Report every line in the listing below that contains the word "prélèvements", copying each line in full. Case counts.

- Data items:
==*==
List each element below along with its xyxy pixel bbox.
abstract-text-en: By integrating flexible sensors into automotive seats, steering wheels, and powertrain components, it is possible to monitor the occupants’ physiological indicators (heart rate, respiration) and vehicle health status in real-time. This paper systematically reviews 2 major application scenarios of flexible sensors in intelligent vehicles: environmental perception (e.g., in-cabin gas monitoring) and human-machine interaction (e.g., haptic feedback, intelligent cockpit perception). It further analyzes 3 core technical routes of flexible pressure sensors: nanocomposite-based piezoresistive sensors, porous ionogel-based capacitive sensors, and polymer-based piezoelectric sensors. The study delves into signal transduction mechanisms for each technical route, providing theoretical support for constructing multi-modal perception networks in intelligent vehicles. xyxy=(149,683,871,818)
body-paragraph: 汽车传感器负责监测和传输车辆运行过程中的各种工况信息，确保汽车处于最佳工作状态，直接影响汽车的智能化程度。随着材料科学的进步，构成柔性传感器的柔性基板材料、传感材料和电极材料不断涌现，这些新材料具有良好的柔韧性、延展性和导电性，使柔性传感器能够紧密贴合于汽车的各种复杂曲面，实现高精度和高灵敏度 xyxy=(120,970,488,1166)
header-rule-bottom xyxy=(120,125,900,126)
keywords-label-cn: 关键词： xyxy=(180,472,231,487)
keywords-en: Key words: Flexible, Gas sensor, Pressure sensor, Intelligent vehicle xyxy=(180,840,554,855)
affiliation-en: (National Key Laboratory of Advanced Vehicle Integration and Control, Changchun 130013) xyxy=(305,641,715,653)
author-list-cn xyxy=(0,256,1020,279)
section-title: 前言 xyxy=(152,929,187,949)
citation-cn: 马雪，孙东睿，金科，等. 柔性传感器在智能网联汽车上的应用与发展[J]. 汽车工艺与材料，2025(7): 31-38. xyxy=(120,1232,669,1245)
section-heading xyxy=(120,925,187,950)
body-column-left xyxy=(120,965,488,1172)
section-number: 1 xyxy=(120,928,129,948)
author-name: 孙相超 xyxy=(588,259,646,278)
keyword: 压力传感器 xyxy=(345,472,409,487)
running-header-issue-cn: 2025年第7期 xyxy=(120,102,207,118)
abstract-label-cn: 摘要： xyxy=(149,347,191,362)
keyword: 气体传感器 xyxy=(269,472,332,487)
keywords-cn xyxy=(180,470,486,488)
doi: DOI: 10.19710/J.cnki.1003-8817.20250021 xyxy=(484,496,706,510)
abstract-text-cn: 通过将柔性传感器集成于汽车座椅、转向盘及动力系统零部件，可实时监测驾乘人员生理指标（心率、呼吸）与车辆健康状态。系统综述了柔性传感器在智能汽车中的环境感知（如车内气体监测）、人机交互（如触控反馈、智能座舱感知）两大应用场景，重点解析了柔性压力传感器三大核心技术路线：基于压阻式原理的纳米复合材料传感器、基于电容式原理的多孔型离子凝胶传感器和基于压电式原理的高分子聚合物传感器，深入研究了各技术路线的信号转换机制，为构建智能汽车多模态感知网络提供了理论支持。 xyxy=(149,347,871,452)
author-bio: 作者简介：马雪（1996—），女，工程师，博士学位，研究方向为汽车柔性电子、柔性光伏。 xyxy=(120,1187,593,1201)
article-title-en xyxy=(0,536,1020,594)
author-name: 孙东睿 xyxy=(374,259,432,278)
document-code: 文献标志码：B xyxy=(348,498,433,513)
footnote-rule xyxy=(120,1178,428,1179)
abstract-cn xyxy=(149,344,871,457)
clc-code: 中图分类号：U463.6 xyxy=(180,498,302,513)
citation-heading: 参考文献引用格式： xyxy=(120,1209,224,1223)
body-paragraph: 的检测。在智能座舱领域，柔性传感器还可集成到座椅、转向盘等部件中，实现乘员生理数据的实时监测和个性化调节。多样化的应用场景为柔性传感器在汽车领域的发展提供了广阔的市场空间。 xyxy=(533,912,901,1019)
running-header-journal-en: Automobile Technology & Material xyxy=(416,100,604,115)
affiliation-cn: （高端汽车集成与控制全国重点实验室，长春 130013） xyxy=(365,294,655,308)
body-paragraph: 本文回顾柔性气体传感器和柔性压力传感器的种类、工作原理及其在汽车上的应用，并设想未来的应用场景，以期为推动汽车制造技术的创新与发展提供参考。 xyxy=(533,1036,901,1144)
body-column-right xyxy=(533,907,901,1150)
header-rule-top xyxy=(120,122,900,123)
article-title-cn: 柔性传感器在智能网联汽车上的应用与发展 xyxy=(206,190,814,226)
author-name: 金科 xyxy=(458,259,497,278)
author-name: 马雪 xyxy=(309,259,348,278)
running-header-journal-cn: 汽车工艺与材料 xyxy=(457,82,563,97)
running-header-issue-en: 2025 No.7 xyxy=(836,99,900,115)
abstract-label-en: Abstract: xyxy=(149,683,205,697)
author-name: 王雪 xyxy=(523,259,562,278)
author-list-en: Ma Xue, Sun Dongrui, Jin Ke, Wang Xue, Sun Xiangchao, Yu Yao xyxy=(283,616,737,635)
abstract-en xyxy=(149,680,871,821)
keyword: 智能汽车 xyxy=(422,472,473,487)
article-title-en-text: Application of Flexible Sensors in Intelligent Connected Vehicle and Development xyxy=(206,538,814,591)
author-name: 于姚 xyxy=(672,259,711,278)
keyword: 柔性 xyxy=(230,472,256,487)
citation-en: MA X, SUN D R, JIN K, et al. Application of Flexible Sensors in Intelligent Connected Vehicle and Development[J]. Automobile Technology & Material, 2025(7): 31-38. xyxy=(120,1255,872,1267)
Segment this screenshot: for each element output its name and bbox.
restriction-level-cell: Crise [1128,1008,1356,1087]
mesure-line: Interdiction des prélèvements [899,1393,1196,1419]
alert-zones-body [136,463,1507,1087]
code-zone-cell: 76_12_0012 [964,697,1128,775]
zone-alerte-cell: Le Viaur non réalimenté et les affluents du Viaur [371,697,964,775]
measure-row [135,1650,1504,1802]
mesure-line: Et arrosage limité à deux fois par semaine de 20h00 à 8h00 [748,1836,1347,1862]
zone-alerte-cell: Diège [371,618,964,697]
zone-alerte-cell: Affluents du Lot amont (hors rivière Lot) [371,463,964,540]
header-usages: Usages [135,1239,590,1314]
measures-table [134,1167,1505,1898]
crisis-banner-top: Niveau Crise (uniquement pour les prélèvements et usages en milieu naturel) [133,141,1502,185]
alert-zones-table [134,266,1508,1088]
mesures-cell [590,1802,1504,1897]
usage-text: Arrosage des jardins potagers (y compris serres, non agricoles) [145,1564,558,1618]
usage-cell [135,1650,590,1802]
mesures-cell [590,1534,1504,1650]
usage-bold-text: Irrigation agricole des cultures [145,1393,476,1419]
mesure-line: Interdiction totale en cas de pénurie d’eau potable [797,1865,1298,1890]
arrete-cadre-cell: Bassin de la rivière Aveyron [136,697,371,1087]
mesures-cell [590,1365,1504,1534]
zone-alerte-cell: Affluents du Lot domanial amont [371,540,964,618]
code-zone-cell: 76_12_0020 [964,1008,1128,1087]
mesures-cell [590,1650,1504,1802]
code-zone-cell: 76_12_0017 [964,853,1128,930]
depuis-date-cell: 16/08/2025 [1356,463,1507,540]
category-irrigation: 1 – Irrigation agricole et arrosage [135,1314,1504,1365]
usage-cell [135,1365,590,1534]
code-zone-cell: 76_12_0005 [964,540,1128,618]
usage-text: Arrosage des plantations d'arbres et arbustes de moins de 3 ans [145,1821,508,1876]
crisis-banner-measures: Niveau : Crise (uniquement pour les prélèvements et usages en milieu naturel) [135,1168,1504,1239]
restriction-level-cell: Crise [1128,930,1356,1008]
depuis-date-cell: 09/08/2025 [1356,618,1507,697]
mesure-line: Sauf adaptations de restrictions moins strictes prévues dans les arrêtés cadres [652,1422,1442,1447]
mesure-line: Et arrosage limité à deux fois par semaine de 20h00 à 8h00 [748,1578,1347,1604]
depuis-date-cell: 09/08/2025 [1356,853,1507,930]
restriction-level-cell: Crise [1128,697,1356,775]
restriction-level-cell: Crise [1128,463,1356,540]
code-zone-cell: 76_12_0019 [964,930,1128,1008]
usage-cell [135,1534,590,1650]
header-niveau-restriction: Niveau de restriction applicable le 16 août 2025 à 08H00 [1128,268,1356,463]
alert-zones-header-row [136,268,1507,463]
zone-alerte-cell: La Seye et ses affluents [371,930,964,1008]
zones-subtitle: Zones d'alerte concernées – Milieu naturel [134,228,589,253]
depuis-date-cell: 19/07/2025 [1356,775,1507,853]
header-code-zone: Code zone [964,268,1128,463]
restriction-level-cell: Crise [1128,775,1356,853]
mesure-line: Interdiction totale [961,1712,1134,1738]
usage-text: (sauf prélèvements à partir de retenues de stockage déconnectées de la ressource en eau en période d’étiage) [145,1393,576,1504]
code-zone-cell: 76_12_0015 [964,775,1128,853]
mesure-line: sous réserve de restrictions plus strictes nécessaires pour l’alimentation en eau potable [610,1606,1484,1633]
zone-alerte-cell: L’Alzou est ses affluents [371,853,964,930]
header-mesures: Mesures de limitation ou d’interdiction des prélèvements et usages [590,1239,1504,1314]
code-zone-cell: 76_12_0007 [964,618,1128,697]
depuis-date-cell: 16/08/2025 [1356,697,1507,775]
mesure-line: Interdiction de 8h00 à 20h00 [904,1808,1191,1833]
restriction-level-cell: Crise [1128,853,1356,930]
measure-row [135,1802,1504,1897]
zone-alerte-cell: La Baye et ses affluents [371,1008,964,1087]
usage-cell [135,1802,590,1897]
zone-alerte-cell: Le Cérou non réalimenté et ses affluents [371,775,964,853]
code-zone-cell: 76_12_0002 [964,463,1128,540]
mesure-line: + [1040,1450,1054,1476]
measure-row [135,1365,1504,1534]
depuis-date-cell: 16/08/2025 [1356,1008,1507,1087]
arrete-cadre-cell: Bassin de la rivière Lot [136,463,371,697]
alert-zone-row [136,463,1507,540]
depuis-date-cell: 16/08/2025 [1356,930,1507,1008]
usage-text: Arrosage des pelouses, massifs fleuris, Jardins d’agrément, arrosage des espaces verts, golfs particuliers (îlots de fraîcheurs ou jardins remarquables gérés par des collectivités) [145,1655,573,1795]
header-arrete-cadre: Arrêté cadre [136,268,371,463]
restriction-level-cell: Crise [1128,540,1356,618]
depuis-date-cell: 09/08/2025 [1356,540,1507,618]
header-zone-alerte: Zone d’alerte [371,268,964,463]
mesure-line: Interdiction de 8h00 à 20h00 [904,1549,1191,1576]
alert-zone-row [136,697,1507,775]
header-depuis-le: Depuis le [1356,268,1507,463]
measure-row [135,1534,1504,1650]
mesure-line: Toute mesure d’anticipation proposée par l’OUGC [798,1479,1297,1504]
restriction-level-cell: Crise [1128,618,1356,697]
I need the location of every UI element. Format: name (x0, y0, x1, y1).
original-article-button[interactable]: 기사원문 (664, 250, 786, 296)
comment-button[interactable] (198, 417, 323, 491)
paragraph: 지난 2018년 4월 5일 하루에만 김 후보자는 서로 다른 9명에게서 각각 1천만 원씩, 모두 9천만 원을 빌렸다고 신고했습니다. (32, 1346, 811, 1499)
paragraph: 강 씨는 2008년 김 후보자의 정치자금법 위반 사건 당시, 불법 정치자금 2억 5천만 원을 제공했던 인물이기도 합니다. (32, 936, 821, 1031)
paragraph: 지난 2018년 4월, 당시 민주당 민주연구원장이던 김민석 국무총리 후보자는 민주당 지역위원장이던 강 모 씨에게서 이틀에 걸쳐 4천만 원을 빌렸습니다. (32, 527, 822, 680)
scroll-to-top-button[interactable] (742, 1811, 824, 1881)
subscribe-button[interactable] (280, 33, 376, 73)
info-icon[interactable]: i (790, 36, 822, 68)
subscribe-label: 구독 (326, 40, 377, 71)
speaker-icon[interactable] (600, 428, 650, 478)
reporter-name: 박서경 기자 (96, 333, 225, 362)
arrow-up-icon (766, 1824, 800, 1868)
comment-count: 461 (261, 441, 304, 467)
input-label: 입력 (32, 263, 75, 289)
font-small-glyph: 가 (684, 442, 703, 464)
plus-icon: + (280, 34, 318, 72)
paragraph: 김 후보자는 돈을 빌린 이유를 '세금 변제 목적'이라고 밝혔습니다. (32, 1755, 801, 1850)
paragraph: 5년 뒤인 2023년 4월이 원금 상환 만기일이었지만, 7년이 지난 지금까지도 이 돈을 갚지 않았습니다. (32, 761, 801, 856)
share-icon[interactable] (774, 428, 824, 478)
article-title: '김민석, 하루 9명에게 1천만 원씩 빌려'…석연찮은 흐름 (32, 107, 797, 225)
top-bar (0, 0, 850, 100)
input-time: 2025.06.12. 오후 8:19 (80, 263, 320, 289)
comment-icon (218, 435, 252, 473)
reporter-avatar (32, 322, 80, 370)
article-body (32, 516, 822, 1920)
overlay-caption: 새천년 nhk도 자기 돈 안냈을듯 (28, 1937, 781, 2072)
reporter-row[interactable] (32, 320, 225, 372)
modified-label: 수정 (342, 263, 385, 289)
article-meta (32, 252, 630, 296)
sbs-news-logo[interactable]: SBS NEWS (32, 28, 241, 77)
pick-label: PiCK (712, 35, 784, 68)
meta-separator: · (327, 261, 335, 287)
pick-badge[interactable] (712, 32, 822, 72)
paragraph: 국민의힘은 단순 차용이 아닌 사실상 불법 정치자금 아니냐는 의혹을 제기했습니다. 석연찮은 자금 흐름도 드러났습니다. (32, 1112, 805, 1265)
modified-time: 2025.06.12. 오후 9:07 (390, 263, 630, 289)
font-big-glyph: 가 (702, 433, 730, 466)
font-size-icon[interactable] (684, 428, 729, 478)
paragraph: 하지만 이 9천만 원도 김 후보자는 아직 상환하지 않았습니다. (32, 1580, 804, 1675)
==*==
- Response:
mesure-line: Interdiction des prélèvements [899,1393,1196,1419]
crisis-banner-top: Niveau Crise (uniquement pour les prélèvements et usages en milieu naturel) [133,141,1502,185]
crisis-banner-measures: Niveau : Crise (uniquement pour les prélèvements et usages en milieu naturel) [135,1168,1504,1239]
usage-text: (sauf prélèvements à partir de retenues de stockage déconnectées de la ressource en eau en période d’étiage) [145,1393,576,1504]
header-mesures: Mesures de limitation ou d’interdiction des prélèvements et usages [590,1239,1504,1314]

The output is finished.